• [Task requirements]:
Gather every line in the records below that contains the word "background".
-- Begin Raw data --
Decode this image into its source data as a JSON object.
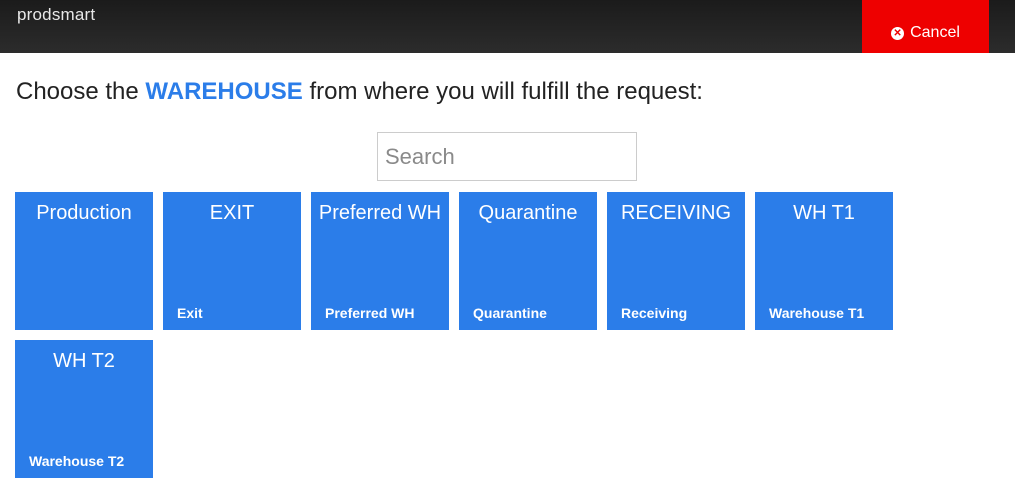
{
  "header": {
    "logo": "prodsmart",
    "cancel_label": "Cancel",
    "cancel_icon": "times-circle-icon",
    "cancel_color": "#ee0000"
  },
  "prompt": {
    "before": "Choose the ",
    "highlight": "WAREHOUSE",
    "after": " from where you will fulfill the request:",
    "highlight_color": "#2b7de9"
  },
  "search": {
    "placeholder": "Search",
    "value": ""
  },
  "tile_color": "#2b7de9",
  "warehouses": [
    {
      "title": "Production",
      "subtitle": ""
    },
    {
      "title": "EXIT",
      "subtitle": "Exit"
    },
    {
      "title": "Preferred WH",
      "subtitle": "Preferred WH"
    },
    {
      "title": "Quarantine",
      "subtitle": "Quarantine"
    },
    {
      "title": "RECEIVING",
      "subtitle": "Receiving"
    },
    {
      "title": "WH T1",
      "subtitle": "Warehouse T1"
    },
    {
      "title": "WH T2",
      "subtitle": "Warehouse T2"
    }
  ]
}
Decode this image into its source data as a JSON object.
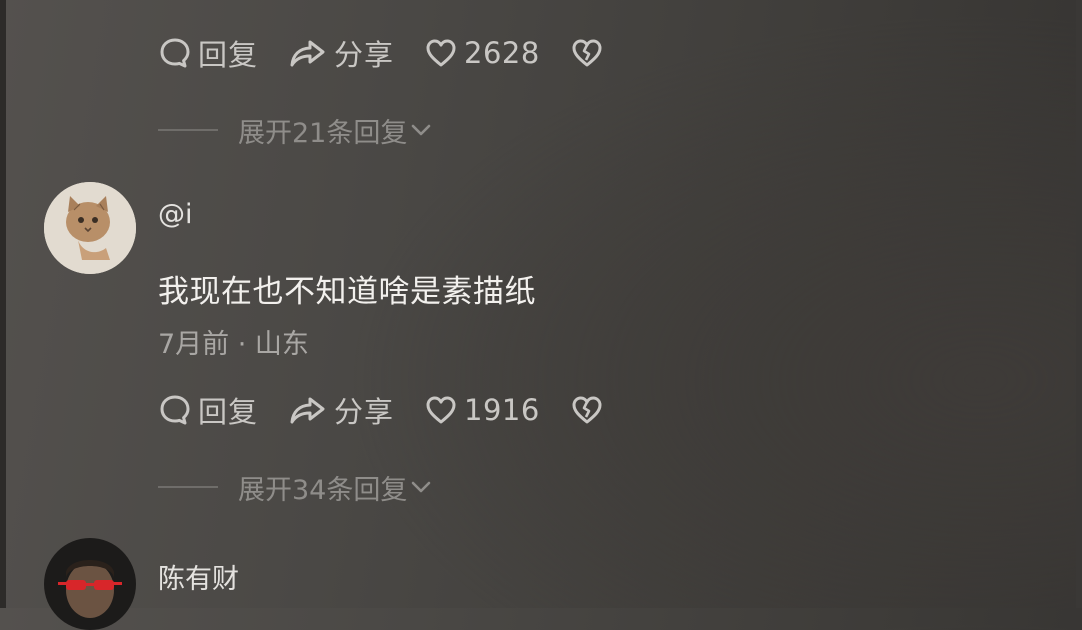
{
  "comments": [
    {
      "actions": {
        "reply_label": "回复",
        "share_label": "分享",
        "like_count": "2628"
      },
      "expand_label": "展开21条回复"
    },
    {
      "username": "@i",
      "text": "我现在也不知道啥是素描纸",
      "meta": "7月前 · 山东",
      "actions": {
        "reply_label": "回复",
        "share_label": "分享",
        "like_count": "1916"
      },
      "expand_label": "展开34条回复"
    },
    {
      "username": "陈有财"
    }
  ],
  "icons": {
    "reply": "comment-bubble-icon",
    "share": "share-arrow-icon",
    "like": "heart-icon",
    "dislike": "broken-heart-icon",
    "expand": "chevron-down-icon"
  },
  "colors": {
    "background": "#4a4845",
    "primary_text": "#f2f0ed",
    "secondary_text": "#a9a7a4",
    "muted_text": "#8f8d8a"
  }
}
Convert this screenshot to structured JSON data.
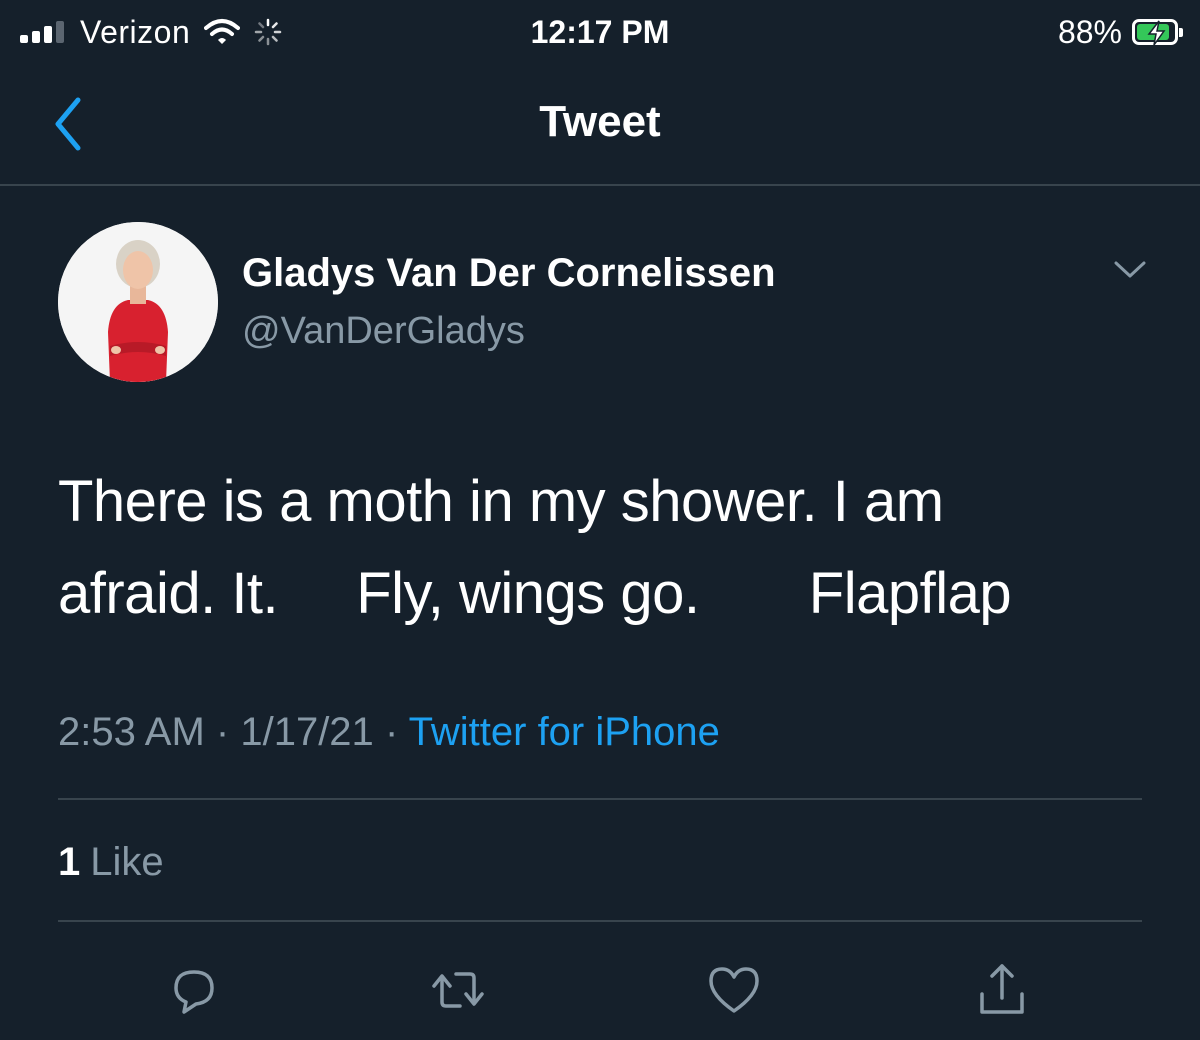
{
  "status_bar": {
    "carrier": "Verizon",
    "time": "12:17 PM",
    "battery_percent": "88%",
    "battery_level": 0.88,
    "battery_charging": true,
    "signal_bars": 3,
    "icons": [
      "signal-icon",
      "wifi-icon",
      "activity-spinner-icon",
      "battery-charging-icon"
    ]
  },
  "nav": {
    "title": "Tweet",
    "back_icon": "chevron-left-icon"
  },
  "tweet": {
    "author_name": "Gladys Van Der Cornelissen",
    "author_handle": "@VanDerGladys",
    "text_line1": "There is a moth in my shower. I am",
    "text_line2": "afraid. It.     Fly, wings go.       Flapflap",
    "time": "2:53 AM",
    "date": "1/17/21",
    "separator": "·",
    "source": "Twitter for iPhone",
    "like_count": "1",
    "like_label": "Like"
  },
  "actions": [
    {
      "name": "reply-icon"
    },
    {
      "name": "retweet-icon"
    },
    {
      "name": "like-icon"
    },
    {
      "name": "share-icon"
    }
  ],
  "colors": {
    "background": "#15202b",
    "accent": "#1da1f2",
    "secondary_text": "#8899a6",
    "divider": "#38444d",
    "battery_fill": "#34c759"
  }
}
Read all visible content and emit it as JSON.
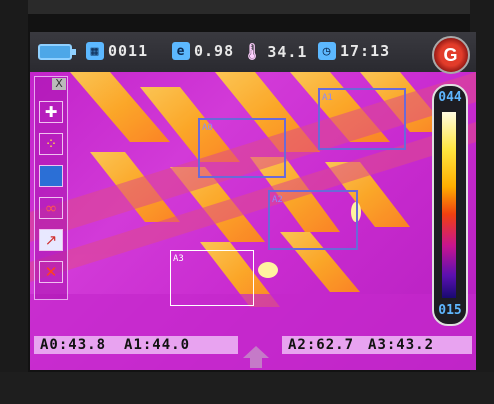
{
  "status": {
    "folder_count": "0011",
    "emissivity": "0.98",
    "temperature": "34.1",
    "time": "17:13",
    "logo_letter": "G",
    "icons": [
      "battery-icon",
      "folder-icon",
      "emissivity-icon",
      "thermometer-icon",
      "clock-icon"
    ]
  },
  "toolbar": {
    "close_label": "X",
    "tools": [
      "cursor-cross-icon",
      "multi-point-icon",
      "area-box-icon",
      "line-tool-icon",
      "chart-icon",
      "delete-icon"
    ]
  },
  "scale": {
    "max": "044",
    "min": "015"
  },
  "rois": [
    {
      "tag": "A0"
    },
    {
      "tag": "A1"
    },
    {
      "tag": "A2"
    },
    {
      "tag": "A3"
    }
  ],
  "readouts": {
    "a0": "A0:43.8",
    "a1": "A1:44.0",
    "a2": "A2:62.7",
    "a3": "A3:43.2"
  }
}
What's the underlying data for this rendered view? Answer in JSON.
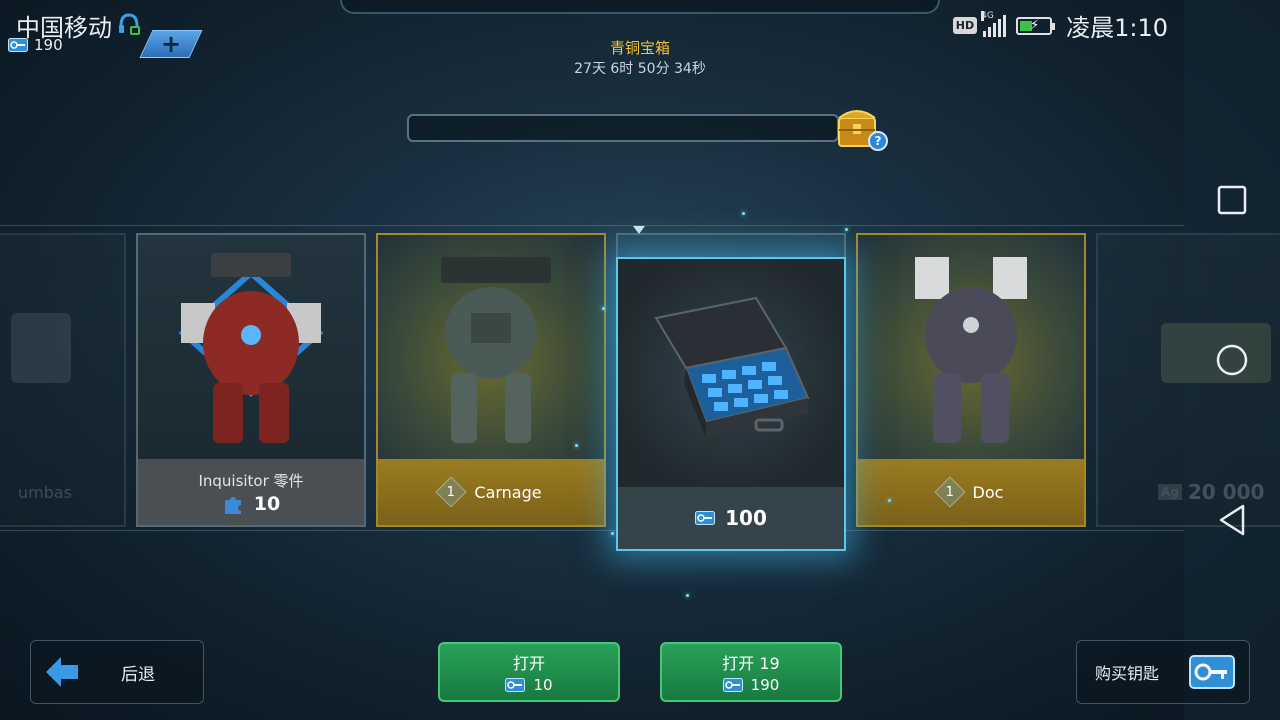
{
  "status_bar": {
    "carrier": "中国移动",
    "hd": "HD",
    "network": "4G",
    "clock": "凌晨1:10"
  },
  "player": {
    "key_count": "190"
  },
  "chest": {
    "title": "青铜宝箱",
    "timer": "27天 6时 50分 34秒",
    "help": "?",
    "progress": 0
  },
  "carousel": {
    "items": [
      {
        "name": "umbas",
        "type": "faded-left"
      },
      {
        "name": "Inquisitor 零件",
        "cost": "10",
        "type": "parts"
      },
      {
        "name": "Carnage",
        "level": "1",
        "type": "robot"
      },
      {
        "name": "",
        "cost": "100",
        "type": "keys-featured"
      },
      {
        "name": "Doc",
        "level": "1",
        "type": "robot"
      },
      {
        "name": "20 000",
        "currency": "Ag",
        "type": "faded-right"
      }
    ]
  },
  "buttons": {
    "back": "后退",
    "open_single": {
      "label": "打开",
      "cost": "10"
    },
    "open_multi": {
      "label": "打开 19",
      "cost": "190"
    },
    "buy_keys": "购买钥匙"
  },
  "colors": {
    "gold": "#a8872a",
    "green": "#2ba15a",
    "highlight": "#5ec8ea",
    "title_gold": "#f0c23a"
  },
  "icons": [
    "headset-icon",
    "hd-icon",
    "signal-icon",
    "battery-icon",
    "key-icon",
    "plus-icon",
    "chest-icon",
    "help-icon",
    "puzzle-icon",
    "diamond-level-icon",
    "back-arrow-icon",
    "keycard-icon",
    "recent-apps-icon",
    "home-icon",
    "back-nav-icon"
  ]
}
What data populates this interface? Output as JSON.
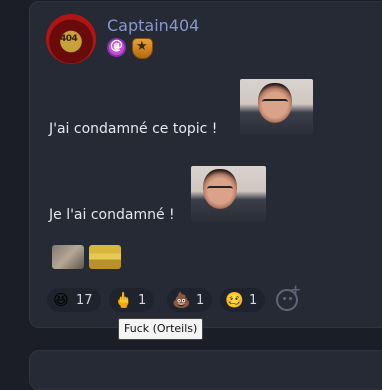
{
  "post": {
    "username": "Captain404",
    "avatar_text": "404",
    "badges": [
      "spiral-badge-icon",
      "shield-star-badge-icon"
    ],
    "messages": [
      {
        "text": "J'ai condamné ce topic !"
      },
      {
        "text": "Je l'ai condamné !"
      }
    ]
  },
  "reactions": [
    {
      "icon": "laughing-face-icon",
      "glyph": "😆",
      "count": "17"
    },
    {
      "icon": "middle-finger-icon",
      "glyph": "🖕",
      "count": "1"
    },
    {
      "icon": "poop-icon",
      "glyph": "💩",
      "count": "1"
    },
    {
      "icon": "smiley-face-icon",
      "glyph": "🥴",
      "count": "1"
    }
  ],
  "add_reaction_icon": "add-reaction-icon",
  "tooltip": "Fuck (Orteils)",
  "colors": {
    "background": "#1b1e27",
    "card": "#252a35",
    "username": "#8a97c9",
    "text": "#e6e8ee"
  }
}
-- End Raw data --
• [Answer to this problem]:
    "background": "#4a4845",
    "background": "#15202b",
    "background": "#1b1e27",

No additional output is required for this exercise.